Requirements:
Transcribe the data that follows precisely, omitting nothing.

Dataset items:
━━━━━━━━━━━━━━━━━━━━━━━━━━━━━━

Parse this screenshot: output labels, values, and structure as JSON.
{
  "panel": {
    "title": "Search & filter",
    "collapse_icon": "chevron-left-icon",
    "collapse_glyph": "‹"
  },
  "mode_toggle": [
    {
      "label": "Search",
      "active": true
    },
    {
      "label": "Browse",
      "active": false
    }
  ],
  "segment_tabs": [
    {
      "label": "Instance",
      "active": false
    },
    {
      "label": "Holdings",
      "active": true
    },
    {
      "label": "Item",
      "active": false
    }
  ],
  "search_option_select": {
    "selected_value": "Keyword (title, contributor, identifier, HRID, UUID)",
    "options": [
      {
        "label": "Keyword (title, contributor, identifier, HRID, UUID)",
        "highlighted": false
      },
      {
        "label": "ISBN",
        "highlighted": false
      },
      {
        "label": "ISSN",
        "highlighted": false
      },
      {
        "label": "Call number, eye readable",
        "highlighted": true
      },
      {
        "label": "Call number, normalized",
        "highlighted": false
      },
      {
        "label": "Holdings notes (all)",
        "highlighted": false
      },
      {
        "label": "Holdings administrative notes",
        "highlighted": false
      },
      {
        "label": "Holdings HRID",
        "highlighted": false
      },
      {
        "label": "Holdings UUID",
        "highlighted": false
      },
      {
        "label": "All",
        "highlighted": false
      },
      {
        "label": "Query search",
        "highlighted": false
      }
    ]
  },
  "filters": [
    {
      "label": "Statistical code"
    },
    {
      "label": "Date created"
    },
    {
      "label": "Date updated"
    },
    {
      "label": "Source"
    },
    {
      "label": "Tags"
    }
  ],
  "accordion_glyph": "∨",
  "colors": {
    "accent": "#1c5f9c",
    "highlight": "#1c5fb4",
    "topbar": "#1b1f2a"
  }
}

━━━━━━━━━━━━━━━━━━━━━━━━━━━━━━

Solution to this exercise:
Parse this screenshot: output labels, values, and structure as JSON.
{
  "panel": {
    "title": "Search & filter",
    "collapse_icon": "chevron-left-icon",
    "collapse_glyph": "‹"
  },
  "mode_toggle": [
    {
      "label": "Search",
      "active": true
    },
    {
      "label": "Browse",
      "active": false
    }
  ],
  "segment_tabs": [
    {
      "label": "Instance",
      "active": false
    },
    {
      "label": "Holdings",
      "active": true
    },
    {
      "label": "Item",
      "active": false
    }
  ],
  "search_option_select": {
    "selected_value": "Keyword (title, contributor, identifier, HRID, UUID)",
    "options": [
      {
        "label": "Keyword (title, contributor, identifier, HRID, UUID)",
        "highlighted": false
      },
      {
        "label": "ISBN",
        "highlighted": false
      },
      {
        "label": "ISSN",
        "highlighted": false
      },
      {
        "label": "Call number, eye readable",
        "highlighted": true
      },
      {
        "label": "Call number, normalized",
        "highlighted": false
      },
      {
        "label": "Holdings notes (all)",
        "highlighted": false
      },
      {
        "label": "Holdings administrative notes",
        "highlighted": false
      },
      {
        "label": "Holdings HRID",
        "highlighted": false
      },
      {
        "label": "Holdings UUID",
        "highlighted": false
      },
      {
        "label": "All",
        "highlighted": false
      },
      {
        "label": "Query search",
        "highlighted": false
      }
    ]
  },
  "filters": [
    {
      "label": "Statistical code"
    },
    {
      "label": "Date created"
    },
    {
      "label": "Date updated"
    },
    {
      "label": "Source"
    },
    {
      "label": "Tags"
    }
  ],
  "accordion_glyph": "∨",
  "colors": {
    "accent": "#1c5f9c",
    "highlight": "#1c5fb4",
    "topbar": "#1b1f2a"
  }
}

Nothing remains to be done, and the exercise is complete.